> [WHAT IS REQUIRED] Select and copy every line in the records below that contains the word "Order". Match case exactly.

> [MATERIALS PROVIDED]
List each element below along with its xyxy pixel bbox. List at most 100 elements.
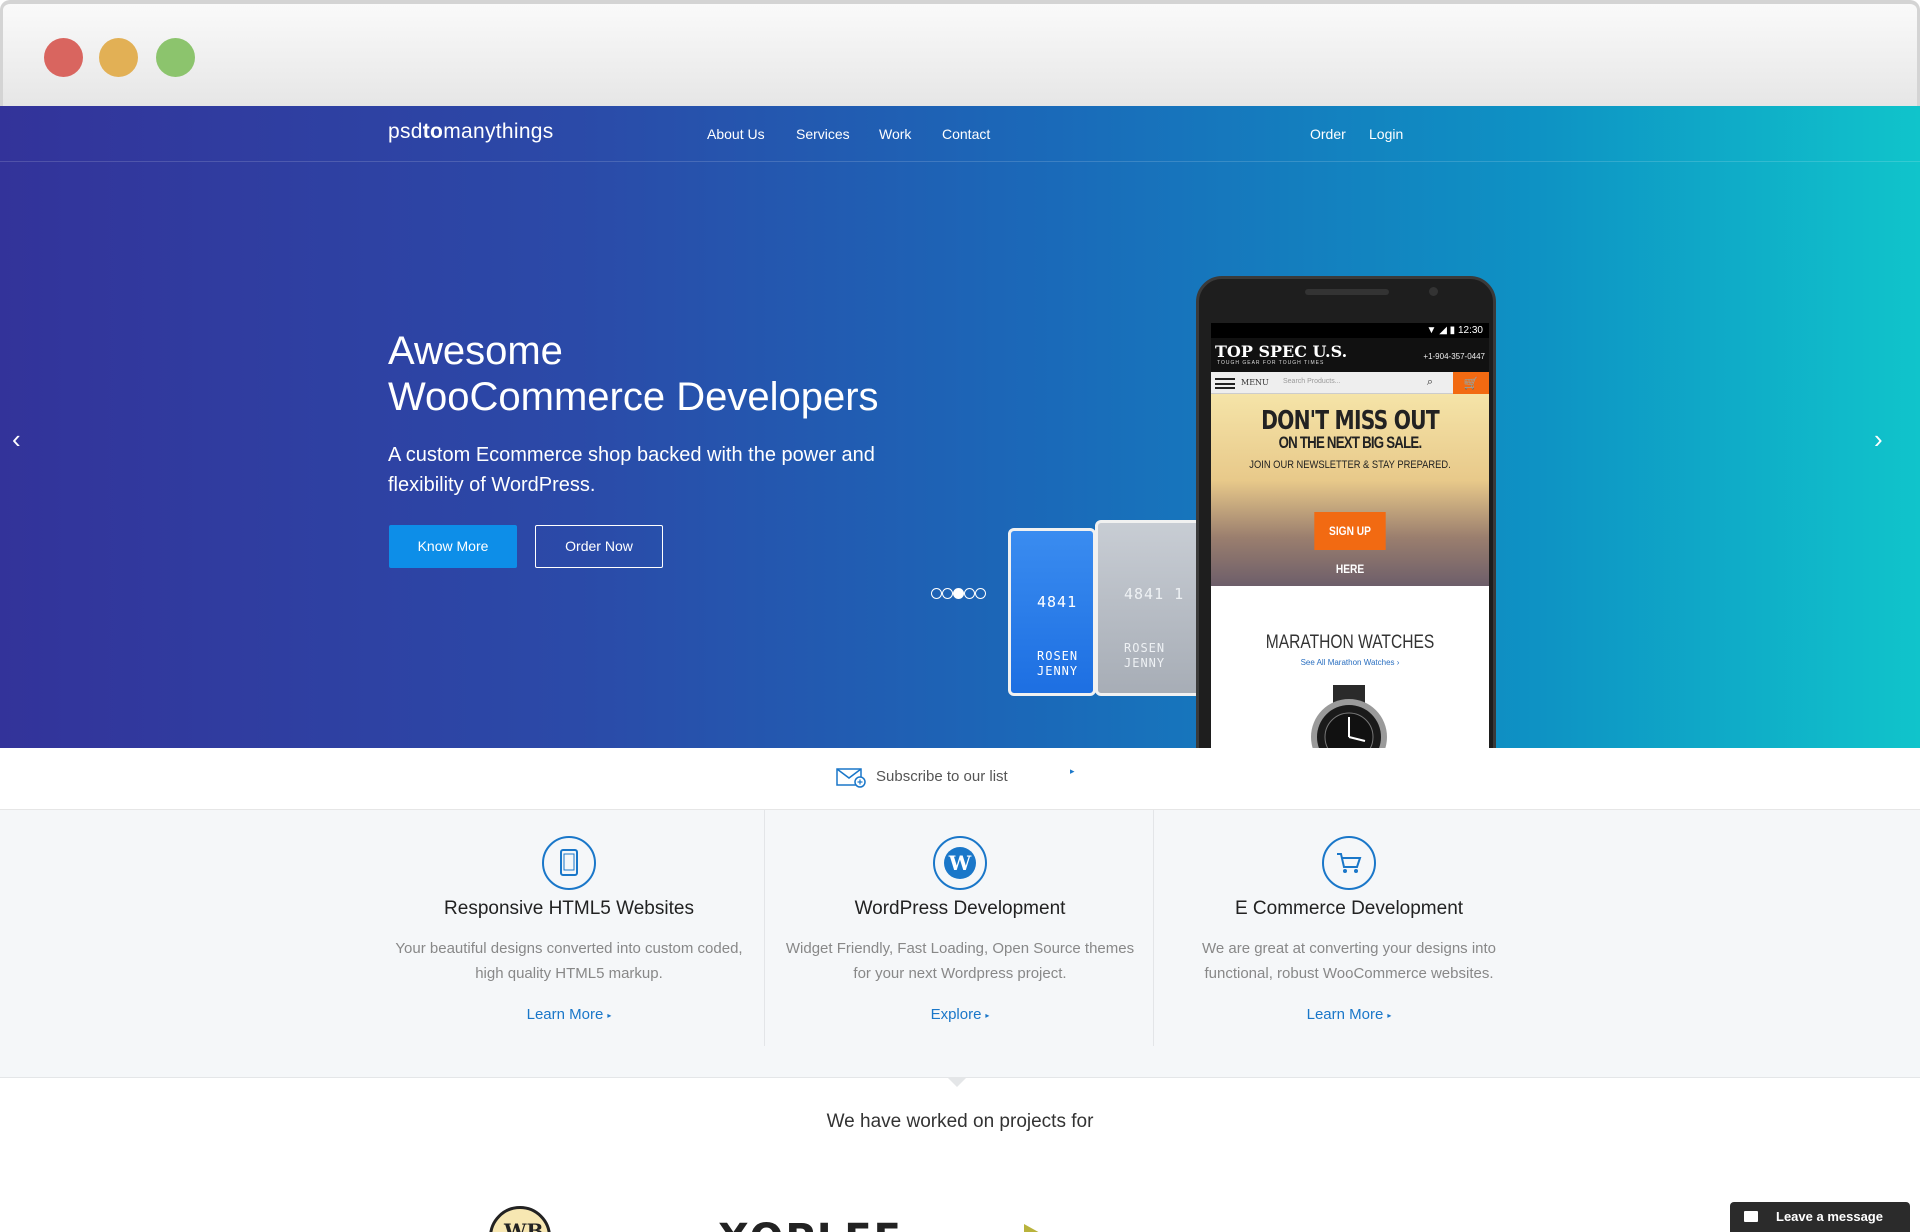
shop-menu-bar: MENU Search Products... ⌕ 🛒 (1211, 372, 1489, 394)
hero-section: psdtomanythings About Us Services Work C… (0, 106, 1920, 748)
client-logo: XOPLEE (718, 1216, 903, 1232)
chat-label: Leave a message (1776, 1209, 1883, 1224)
know-more-button[interactable]: Know More (389, 525, 517, 568)
shop-search-placeholder: Search Products... (1283, 378, 1341, 385)
promo-heading: DON'T MISS OUT (1261, 406, 1440, 436)
nav-work[interactable]: Work (879, 126, 911, 142)
learn-more-link[interactable]: Learn More ▸ (1154, 1006, 1544, 1023)
service-description: We are great at converting your designs … (1201, 940, 1497, 982)
section-notch (948, 1078, 966, 1087)
service-title: E Commerce Development (1234, 898, 1464, 919)
hero-title-line: WooCommerce Developers (388, 375, 879, 419)
carousel-dot[interactable] (975, 588, 986, 599)
logo-part: manythings (443, 120, 554, 143)
shop-promo-banner: DON'T MISS OUT ON THE NEXT BIG SALE. JOI… (1211, 394, 1489, 586)
minimize-window-button[interactable] (99, 38, 138, 77)
promo-subheading: ON THE NEXT BIG SALE. (1278, 433, 1423, 452)
services-section: Responsive HTML5 Websites Your beautiful… (0, 810, 1920, 1078)
service-description: Widget Friendly, Fast Loading, Open Sour… (785, 940, 1135, 982)
logo-part: psd (388, 120, 423, 143)
credit-card-image: 4841 1 ROSEN JENNY (1095, 520, 1205, 696)
phone-speaker (1305, 289, 1389, 295)
hamburger-icon (1215, 378, 1235, 389)
shop-tagline: TOUGH GEAR FOR TOUGH TIMES (1217, 360, 1325, 366)
shop-phone: +1-904-357-0447 (1423, 352, 1485, 361)
service-title: WordPress Development (854, 898, 1066, 919)
nav-about-us[interactable]: About Us (707, 126, 765, 142)
carousel-next-arrow-icon[interactable]: › (1874, 424, 1883, 455)
client-logo-text: WB (504, 1219, 544, 1232)
hero-title: Awesome WooCommerce Developers (388, 328, 988, 420)
explore-link[interactable]: Explore ▸ (765, 1006, 1155, 1023)
cart-icon: 🛒 (1453, 372, 1489, 394)
nav-login[interactable]: Login (1369, 126, 1403, 142)
envelope-icon (836, 768, 866, 788)
card-holder: ROSEN JENNY (1124, 641, 1165, 671)
close-window-button[interactable] (44, 38, 83, 77)
subscribe-bar: Subscribe to our list ▸ (0, 748, 1920, 810)
leave-message-button[interactable]: Leave a message (1730, 1202, 1910, 1232)
envelope-icon (1744, 1211, 1758, 1222)
zoom-window-button[interactable] (156, 38, 195, 77)
carousel-dot[interactable] (931, 588, 942, 599)
svg-text:W: W (948, 851, 972, 875)
card-holder: ROSEN JENNY (1037, 649, 1078, 679)
carousel-dot[interactable] (964, 588, 975, 599)
learn-more-link[interactable]: Learn More ▸ (374, 1006, 764, 1023)
service-title: Responsive HTML5 Websites (444, 898, 694, 919)
logo-part-bold: to (422, 120, 444, 143)
carousel-dot[interactable] (942, 588, 953, 599)
subscribe-arrow-icon[interactable]: ▸ (1070, 766, 1075, 777)
service-link-label: Learn More (526, 1006, 604, 1023)
phone-screen: ▼ ◢ ▮ 12:30 TOP SPEC U.S. TOUGH GEAR FOR… (1211, 323, 1489, 748)
browser-window-chrome (0, 0, 1920, 106)
client-logo (1024, 1224, 1042, 1232)
wordpress-icon: W (933, 836, 987, 890)
service-card: W WordPress Development Widget Friendly,… (764, 810, 1154, 1046)
carousel-prev-arrow-icon[interactable]: ‹ (12, 424, 21, 455)
service-card: Responsive HTML5 Websites Your beautiful… (374, 810, 764, 1046)
phone-camera (1429, 287, 1438, 296)
card-holder-line: JENNY (1124, 656, 1166, 670)
service-description: Your beautiful designs converted into cu… (395, 940, 743, 982)
top-navigation: psdtomanythings About Us Services Work C… (0, 106, 1920, 162)
chevron-right-icon: ▸ (985, 1010, 990, 1020)
service-link-label: Learn More (1306, 1006, 1384, 1023)
shop-menu-label: MENU (1241, 378, 1269, 387)
nav-order[interactable]: Order (1310, 126, 1346, 142)
clients-heading: We have worked on projects for (826, 1111, 1094, 1132)
card-holder-line: ROSEN (1037, 649, 1079, 663)
credit-card-image: 4841 ROSEN JENNY (1008, 528, 1096, 696)
shop-section-title: MARATHON WATCHES (1265, 632, 1435, 653)
phone-status-bar: ▼ ◢ ▮ 12:30 (1211, 323, 1489, 338)
service-card: E Commerce Development We are great at c… (1154, 810, 1544, 1046)
card-holder-line: JENNY (1037, 664, 1079, 678)
carousel-dot-active[interactable] (953, 588, 964, 599)
cart-icon (1322, 836, 1376, 890)
shop-name: TOP SPEC U.S. (1215, 342, 1348, 361)
shop-header: TOP SPEC U.S. TOUGH GEAR FOR TOUGH TIMES… (1211, 338, 1489, 372)
hero-subtitle: A custom Ecommerce shop backed with the … (388, 444, 875, 496)
site-logo[interactable]: psdtomanythings (388, 120, 554, 144)
hero-title-line: Awesome (388, 329, 563, 373)
nav-services[interactable]: Services (796, 126, 850, 142)
shop-section-link: See All Marathon Watches › (1300, 658, 1400, 667)
tablet-icon (542, 836, 596, 890)
chevron-right-icon: ▸ (1387, 1010, 1392, 1020)
card-holder-line: ROSEN (1124, 641, 1166, 655)
subscribe-link[interactable]: Subscribe to our list (876, 768, 1008, 785)
nav-contact[interactable]: Contact (942, 126, 990, 142)
promo-signup-button: SIGN UP HERE (1314, 512, 1386, 576)
chevron-right-icon: ▸ (607, 1010, 612, 1020)
client-logo: WB (489, 1206, 551, 1232)
phone-time: 12:30 (1457, 325, 1483, 336)
phone-mockup: ▼ ◢ ▮ 12:30 TOP SPEC U.S. TOUGH GEAR FOR… (1196, 276, 1496, 748)
watch-icon (1311, 685, 1387, 748)
card-number: 4841 (1037, 593, 1078, 611)
order-now-button[interactable]: Order Now (535, 525, 663, 568)
carousel-indicators (931, 586, 986, 604)
card-number: 4841 1 (1124, 585, 1185, 603)
search-icon: ⌕ (1426, 376, 1433, 388)
service-link-label: Explore (930, 1006, 982, 1023)
promo-text: JOIN OUR NEWSLETTER & STAY PREPARED. (1249, 459, 1451, 471)
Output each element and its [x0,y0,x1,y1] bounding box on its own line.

> [SOLUTION TO THE PROBLEM]
nav-order[interactable]: Order (1310, 126, 1346, 142)
order-now-button[interactable]: Order Now (535, 525, 663, 568)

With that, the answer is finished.